WHAT THIS TASK INVOLVES ::
Write out all of the entries that follow, word for word, but skip the pictures.

○ ○ ○

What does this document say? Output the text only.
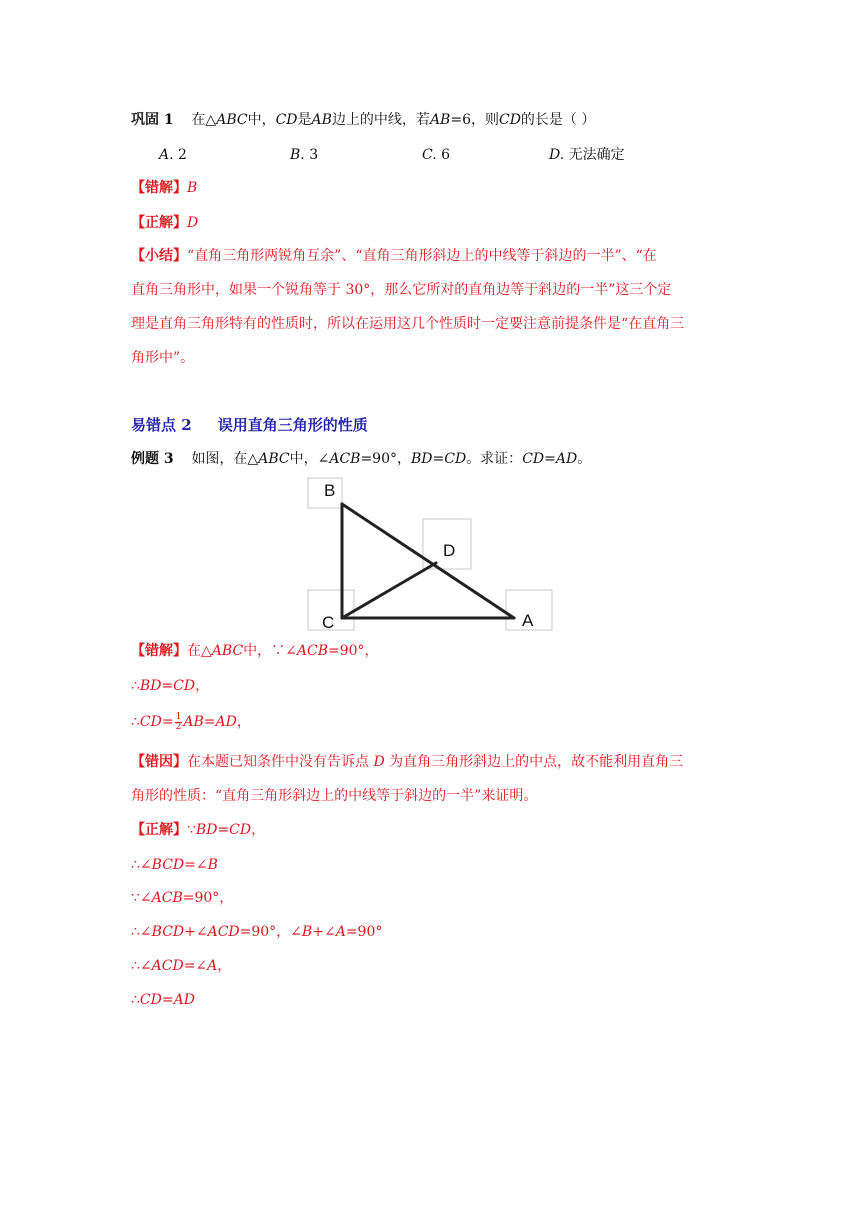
巩固 1 在△ABC中，CD是AB边上的中线，若AB=6，则CD的长是（ ）
A. 2	B. 3	C. 6	D. 无法确定
【错解】B
【正解】D
【小结】“直角三角形两锐角互余”、“直角三角形斜边上的中线等于斜边的一半”、“在
直角三角形中，如果一个锐角等于 30°，那么它所对的直角边等于斜边的一半”这三个定
理是直角三角形特有的性质时，所以在运用这几个性质时一定要注意前提条件是“在直角三
角形中”。
易错点 2 误用直角三角形的性质
例题 3 如图，在△ABC中，∠ACB=90°，BD=CD。求证：CD=AD。
B
D
C	A
【错解】在△ABC中，∵∠ACB=90°，
∴BD=CD，
∴CD= $\frac{1}{2} AB=AD$，
【错因】在本题已知条件中没有告诉点 D 为直角三角形斜边上的中点，故不能利用直角三
角形的性质：“直角三角形斜边上的中线等于斜边的一半”来证明。
【正解】∵BD=CD，
∴∠BCD=∠B
∵∠ACB=90°，
∴∠BCD+∠ACD=90°，∠B+∠A=90°
∴∠ACD=∠A，
∴CD=AD
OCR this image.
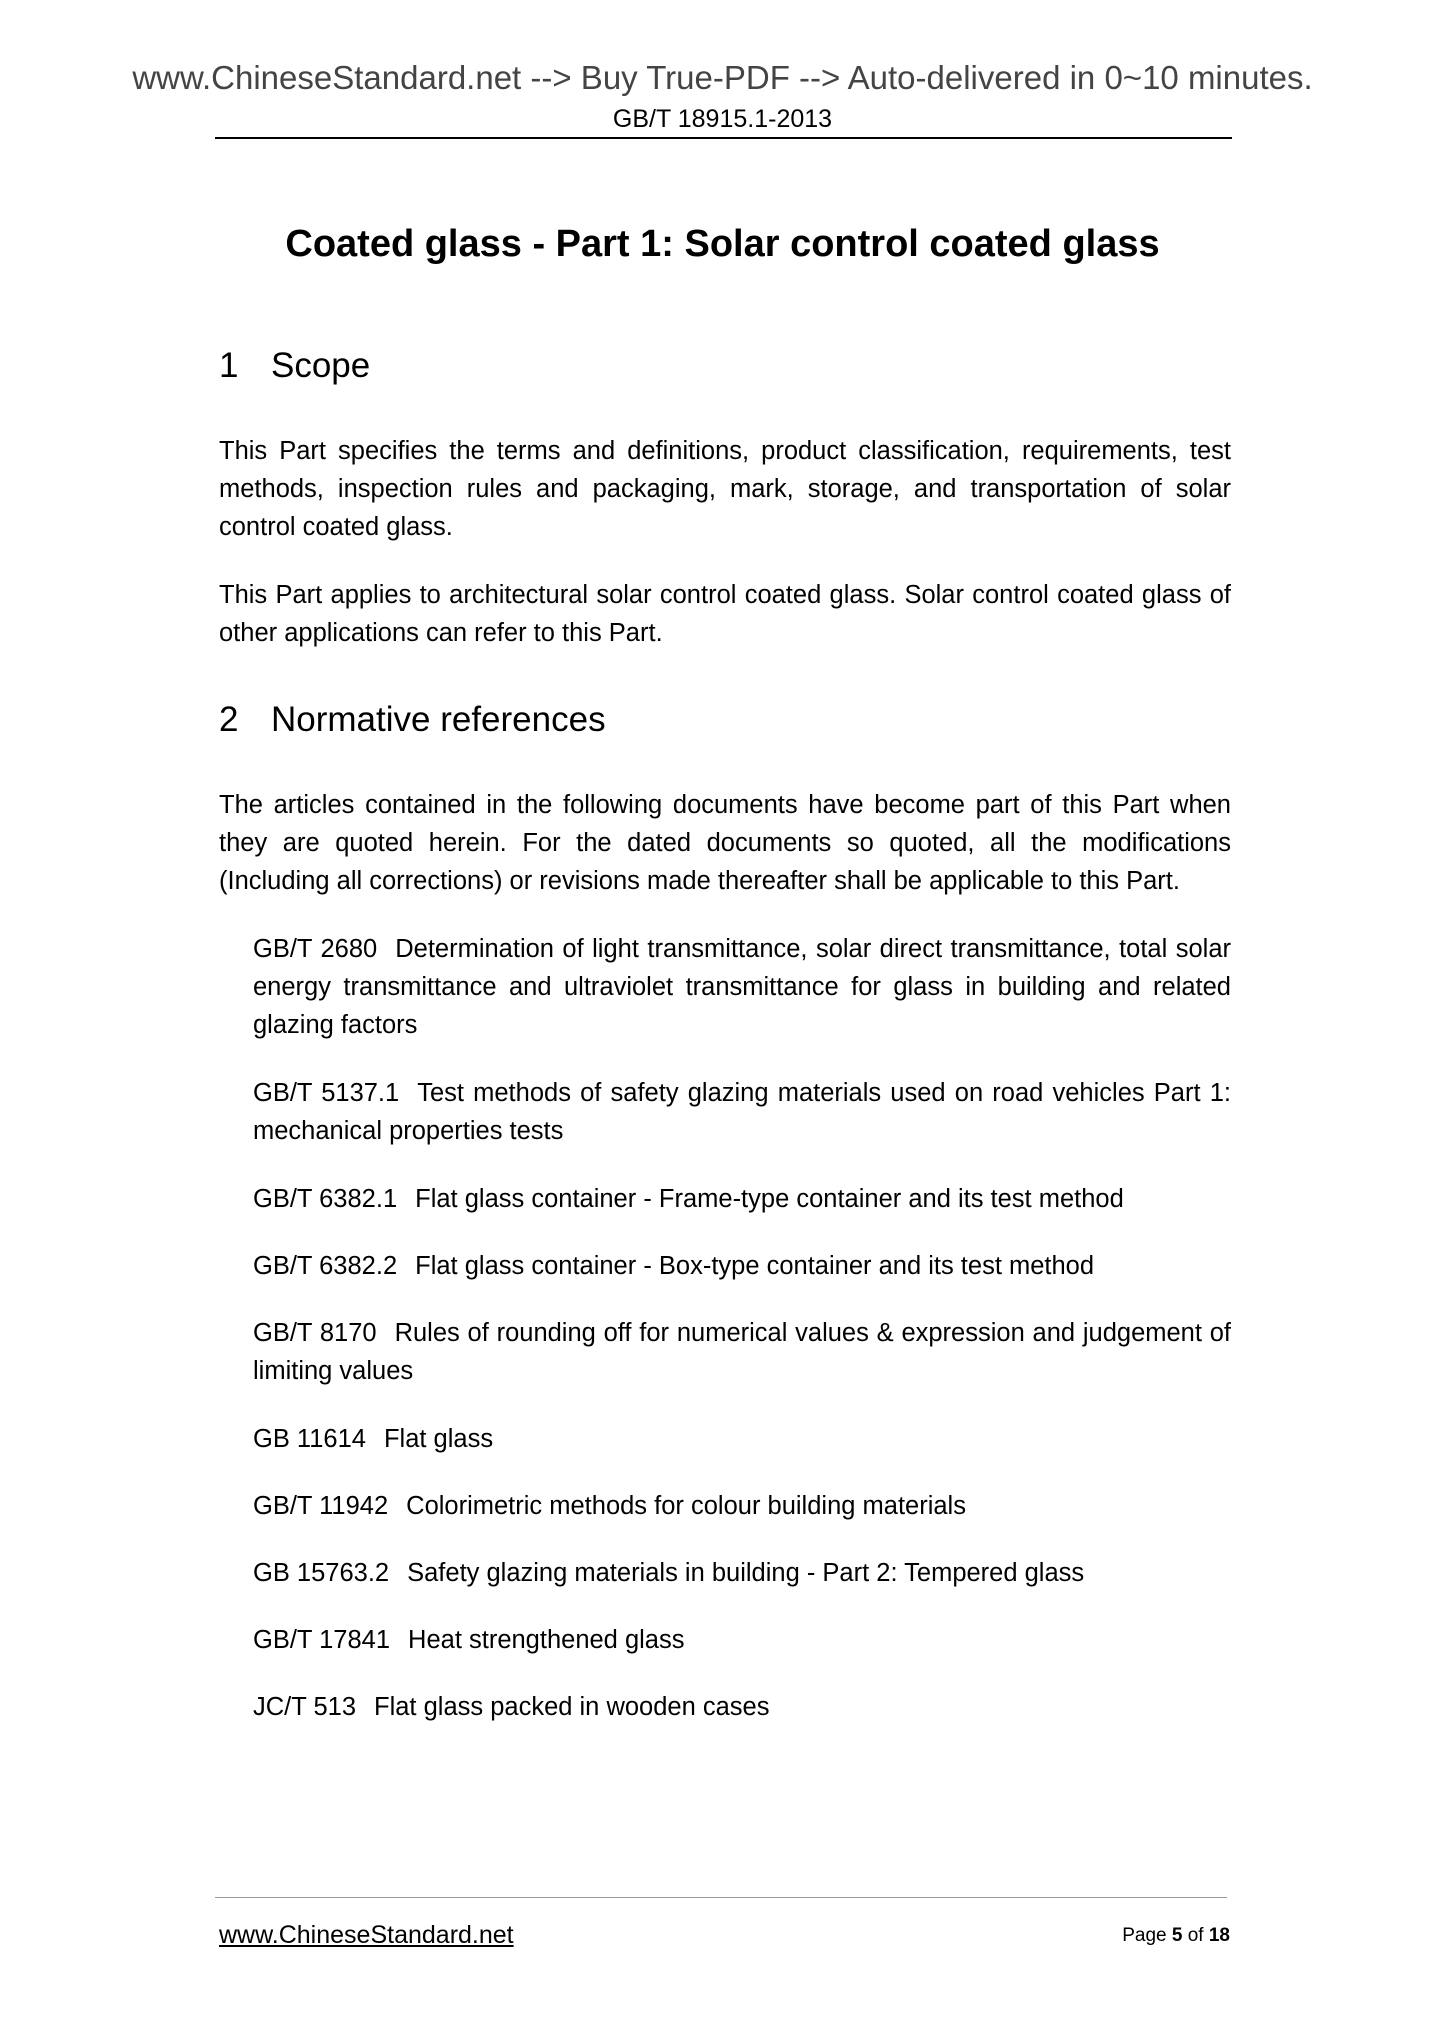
www.ChineseStandard.net --> Buy True-PDF --> Auto-delivered in 0~10 minutes.
GB/T 18915.1-2013
Coated glass - Part 1: Solar control coated glass
1 Scope

This Part specifies the terms and definitions, product classification, requirements, test methods, inspection rules and packaging, mark, storage, and transportation of solar control coated glass.

This Part applies to architectural solar control coated glass. Solar control coated glass of other applications can refer to this Part.

2 Normative references

The articles contained in the following documents have become part of this Part when they are quoted herein. For the dated documents so quoted, all the modifications (Including all corrections) or revisions made thereafter shall be applicable to this Part.

GB/T 2680 Determination of light transmittance, solar direct transmittance, total solar energy transmittance and ultraviolet transmittance for glass in building and related glazing factors

GB/T 5137.1 Test methods of safety glazing materials used on road vehicles Part 1: mechanical properties tests

GB/T 6382.1 Flat glass container - Frame-type container and its test method

GB/T 6382.2 Flat glass container - Box-type container and its test method

GB/T 8170 Rules of rounding off for numerical values & expression and judgement of limiting values

GB 11614 Flat glass

GB/T 11942 Colorimetric methods for colour building materials

GB 15763.2 Safety glazing materials in building - Part 2: Tempered glass

GB/T 17841 Heat strengthened glass

JC/T 513 Flat glass packed in wooden cases

www.ChineseStandard.net	Page 5 of 18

○ ○ ○

FULL SOLUTION ::
What does this document say? Output the text only.
巩固 1 在△ABC中，CD是AB边上的中线，若AB=6，则CD的长是（ ）
A. 2	B. 3	C. 6	D. 无法确定
【错解】B
【正解】D
【小结】“直角三角形两锐角互余”、“直角三角形斜边上的中线等于斜边的一半”、“在
直角三角形中，如果一个锐角等于 30°，那么它所对的直角边等于斜边的一半”这三个定
理是直角三角形特有的性质时，所以在运用这几个性质时一定要注意前提条件是“在直角三
角形中”。
易错点 2 误用直角三角形的性质
例题 3 如图，在△ABC中，∠ACB=90°，BD=CD。求证：CD=AD。
B
D
C	A
【错解】在△ABC中，∵∠ACB=90°，
∴BD=CD，
∴CD= $\frac{1}{2} AB=AD$，
【错因】在本题已知条件中没有告诉点 D 为直角三角形斜边上的中点，故不能利用直角三
角形的性质：“直角三角形斜边上的中线等于斜边的一半”来证明。
【正解】∵BD=CD，
∴∠BCD=∠B
∵∠ACB=90°，
∴∠BCD+∠ACD=90°，∠B+∠A=90°
∴∠ACD=∠A，
∴CD=AD
OCR this image.
www.ChineseStandard.net --> Buy True-PDF --> Auto-delivered in 0~10 minutes.
GB/T 18915.1-2013
Coated glass - Part 1: Solar control coated glass
1 Scope

This Part specifies the terms and definitions, product classification, requirements, test methods, inspection rules and packaging, mark, storage, and transportation of solar control coated glass.

This Part applies to architectural solar control coated glass. Solar control coated glass of other applications can refer to this Part.

2 Normative references

The articles contained in the following documents have become part of this Part when they are quoted herein. For the dated documents so quoted, all the modifications (Including all corrections) or revisions made thereafter shall be applicable to this Part.

GB/T 2680 Determination of light transmittance, solar direct transmittance, total solar energy transmittance and ultraviolet transmittance for glass in building and related glazing factors

GB/T 5137.1 Test methods of safety glazing materials used on road vehicles Part 1: mechanical properties tests

GB/T 6382.1 Flat glass container - Frame-type container and its test method

GB/T 6382.2 Flat glass container - Box-type container and its test method

GB/T 8170 Rules of rounding off for numerical values & expression and judgement of limiting values

GB 11614 Flat glass

GB/T 11942 Colorimetric methods for colour building materials

GB 15763.2 Safety glazing materials in building - Part 2: Tempered glass

GB/T 17841 Heat strengthened glass

JC/T 513 Flat glass packed in wooden cases

www.ChineseStandard.net	Page 5 of 18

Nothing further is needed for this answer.